Directions for this task: Below are the records. Gather each line that holds "grid".

Material for this exercise:
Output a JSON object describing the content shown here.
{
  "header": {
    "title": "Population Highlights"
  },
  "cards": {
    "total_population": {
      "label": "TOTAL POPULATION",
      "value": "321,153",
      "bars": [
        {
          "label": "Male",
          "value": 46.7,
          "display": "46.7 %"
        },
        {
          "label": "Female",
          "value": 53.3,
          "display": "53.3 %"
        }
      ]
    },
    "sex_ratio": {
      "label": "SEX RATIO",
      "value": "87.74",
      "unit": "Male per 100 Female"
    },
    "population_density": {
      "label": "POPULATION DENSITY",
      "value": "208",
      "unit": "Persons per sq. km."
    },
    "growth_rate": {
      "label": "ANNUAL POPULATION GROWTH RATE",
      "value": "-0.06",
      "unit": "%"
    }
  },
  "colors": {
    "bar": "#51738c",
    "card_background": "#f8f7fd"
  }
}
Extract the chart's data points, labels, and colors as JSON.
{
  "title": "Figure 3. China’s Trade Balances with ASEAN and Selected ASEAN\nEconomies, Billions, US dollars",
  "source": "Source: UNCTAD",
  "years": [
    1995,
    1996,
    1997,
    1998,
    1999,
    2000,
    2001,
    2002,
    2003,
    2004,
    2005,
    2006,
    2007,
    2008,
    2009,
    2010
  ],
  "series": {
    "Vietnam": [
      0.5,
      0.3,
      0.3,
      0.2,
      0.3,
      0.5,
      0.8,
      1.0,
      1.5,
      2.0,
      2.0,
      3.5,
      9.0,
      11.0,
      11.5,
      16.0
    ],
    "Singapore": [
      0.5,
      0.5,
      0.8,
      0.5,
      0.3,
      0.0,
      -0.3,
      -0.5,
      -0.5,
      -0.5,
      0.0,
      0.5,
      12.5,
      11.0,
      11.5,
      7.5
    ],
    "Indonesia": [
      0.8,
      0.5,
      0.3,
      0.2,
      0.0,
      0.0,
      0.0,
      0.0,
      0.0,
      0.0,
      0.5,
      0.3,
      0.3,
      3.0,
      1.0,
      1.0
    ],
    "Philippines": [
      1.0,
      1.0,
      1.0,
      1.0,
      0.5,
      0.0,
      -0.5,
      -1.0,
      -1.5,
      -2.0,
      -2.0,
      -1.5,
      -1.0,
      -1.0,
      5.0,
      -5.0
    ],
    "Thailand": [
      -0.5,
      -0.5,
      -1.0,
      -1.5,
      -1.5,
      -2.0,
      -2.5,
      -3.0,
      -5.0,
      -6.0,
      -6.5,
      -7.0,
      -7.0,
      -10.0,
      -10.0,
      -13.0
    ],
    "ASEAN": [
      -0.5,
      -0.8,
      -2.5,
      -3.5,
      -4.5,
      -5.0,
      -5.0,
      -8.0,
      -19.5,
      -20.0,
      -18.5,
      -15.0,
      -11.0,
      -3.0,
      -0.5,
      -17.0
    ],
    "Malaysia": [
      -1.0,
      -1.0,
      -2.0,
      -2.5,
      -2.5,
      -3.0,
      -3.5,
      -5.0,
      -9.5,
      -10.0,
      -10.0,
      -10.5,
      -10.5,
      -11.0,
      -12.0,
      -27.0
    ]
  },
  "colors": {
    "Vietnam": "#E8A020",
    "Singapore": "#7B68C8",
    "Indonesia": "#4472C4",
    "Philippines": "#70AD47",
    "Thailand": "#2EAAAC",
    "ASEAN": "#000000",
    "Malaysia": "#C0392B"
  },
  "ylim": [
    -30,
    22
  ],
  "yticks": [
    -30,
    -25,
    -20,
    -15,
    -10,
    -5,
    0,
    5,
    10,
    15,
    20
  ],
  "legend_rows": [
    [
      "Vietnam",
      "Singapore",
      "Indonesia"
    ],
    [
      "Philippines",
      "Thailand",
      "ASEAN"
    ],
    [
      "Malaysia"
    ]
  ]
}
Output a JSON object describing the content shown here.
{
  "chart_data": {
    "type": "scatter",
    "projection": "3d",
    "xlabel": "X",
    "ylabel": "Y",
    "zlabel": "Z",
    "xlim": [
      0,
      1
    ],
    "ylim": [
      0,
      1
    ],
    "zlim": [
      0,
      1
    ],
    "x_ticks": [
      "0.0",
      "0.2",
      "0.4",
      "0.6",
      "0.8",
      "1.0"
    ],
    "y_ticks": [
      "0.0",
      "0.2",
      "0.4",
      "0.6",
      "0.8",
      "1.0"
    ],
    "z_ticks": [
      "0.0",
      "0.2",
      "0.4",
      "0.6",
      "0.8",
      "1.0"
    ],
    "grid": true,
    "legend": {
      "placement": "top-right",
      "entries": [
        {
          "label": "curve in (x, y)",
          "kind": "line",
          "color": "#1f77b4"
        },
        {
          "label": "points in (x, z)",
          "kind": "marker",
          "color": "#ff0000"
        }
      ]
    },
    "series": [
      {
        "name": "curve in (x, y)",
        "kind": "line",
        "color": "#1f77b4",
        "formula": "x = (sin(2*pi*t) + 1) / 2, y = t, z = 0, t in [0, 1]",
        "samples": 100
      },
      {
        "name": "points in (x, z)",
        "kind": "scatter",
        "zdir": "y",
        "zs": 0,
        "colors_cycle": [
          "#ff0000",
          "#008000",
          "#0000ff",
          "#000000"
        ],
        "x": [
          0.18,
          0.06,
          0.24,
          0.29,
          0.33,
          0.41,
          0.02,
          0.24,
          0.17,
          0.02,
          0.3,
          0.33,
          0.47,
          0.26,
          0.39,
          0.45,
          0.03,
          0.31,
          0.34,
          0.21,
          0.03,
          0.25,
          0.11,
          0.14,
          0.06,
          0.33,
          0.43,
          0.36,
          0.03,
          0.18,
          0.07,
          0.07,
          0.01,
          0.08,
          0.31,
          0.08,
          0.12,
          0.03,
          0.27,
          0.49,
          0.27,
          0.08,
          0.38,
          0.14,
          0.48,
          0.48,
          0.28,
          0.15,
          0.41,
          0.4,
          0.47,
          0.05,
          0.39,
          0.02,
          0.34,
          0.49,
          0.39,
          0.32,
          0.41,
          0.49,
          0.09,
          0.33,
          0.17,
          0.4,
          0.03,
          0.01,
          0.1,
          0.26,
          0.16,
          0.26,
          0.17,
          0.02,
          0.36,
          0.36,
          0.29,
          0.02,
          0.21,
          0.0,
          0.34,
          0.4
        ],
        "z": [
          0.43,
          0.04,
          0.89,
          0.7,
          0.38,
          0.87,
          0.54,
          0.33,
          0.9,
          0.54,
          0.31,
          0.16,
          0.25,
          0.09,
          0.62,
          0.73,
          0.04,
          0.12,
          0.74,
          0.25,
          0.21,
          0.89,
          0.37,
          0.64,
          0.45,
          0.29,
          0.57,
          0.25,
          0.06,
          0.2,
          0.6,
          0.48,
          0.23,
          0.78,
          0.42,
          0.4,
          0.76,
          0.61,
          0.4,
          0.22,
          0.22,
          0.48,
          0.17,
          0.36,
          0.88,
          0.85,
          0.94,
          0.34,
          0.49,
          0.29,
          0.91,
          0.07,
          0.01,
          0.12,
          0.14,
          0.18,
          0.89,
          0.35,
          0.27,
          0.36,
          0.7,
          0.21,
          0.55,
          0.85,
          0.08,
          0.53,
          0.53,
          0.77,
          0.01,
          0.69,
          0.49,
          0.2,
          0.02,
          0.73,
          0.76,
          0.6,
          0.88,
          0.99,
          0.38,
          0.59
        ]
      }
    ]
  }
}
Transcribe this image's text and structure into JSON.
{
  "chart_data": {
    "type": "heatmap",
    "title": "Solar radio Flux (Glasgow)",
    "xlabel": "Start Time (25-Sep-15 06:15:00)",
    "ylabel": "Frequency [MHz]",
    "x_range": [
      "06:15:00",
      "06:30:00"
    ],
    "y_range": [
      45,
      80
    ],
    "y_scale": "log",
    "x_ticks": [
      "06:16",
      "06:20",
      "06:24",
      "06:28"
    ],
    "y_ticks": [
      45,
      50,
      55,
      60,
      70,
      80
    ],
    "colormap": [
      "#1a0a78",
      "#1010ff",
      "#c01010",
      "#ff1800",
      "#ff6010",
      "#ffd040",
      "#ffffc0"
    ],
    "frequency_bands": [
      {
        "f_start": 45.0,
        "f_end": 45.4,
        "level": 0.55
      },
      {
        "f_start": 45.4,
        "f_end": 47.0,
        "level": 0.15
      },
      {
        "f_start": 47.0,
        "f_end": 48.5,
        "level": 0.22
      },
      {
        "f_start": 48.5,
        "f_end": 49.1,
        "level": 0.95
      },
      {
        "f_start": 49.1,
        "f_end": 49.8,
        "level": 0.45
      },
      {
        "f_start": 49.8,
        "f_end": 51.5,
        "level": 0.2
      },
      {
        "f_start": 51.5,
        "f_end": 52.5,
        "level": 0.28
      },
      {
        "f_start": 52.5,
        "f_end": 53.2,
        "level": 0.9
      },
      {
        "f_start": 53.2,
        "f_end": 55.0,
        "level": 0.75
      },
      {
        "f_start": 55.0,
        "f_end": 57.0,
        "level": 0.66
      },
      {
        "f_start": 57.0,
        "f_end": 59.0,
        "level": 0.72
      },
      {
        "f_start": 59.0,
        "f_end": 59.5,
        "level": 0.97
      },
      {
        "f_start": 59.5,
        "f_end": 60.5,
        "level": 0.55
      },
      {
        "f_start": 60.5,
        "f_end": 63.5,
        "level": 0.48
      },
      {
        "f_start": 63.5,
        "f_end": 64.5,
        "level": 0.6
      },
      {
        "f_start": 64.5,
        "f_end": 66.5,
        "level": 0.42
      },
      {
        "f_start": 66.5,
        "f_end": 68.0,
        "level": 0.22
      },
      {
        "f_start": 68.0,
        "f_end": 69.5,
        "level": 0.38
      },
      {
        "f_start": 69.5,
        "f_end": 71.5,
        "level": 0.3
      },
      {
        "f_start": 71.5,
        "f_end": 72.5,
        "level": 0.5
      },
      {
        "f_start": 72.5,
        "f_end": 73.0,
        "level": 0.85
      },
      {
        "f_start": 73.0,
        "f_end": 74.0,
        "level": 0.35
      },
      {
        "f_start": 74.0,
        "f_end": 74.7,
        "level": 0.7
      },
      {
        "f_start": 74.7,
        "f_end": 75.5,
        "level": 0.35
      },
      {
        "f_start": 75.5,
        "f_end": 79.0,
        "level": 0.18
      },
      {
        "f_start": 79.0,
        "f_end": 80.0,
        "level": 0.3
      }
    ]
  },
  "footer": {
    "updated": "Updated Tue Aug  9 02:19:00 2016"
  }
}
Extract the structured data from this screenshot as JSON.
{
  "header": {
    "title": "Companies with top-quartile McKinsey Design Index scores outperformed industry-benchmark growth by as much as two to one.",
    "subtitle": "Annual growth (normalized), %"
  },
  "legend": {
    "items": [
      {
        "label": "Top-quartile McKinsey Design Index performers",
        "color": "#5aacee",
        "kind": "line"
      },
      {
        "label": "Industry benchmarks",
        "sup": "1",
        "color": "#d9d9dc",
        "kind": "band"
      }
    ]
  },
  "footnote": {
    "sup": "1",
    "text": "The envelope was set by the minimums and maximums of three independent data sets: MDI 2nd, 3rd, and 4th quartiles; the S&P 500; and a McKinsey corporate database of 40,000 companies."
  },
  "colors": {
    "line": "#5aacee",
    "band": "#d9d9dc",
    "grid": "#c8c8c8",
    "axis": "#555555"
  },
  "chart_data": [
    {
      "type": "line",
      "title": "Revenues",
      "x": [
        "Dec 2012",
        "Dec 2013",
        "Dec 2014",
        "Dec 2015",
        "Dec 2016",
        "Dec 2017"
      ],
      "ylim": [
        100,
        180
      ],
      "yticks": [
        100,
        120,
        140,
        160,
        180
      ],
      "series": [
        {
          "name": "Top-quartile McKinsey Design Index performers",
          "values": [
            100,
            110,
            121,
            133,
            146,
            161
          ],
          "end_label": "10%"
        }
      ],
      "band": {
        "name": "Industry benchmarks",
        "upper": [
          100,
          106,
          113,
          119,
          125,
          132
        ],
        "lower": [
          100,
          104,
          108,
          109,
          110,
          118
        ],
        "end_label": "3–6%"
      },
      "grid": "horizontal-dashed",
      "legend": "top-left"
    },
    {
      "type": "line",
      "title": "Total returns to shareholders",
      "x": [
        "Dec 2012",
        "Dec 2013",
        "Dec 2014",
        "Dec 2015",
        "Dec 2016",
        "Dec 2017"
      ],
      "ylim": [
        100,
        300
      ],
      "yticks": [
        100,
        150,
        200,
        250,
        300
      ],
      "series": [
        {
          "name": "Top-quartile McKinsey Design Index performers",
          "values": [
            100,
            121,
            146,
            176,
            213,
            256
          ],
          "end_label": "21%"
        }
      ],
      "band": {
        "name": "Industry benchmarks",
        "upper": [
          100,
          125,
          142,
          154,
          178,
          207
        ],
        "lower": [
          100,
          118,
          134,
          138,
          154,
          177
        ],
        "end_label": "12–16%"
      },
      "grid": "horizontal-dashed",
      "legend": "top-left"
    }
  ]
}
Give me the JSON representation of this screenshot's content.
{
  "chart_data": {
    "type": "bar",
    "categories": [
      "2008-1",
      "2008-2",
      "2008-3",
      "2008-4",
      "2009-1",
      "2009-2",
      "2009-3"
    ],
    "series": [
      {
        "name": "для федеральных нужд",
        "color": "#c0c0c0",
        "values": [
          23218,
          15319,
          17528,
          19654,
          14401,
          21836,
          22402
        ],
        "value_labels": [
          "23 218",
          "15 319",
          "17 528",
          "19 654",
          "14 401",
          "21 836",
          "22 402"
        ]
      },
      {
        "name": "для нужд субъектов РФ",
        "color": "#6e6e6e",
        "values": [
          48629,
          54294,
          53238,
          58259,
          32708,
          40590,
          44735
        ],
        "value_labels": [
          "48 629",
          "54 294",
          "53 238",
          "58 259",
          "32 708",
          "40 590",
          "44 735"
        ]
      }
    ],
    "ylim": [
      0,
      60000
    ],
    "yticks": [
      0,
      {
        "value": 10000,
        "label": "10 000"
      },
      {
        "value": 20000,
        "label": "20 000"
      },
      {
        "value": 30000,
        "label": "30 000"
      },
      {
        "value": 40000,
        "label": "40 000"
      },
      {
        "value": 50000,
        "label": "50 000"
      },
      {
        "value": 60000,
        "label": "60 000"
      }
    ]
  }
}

Answer to this task:
    "grid": true,
    "grid": "#c8c8c8",
      "grid": "horizontal-dashed",
      "grid": "horizontal-dashed",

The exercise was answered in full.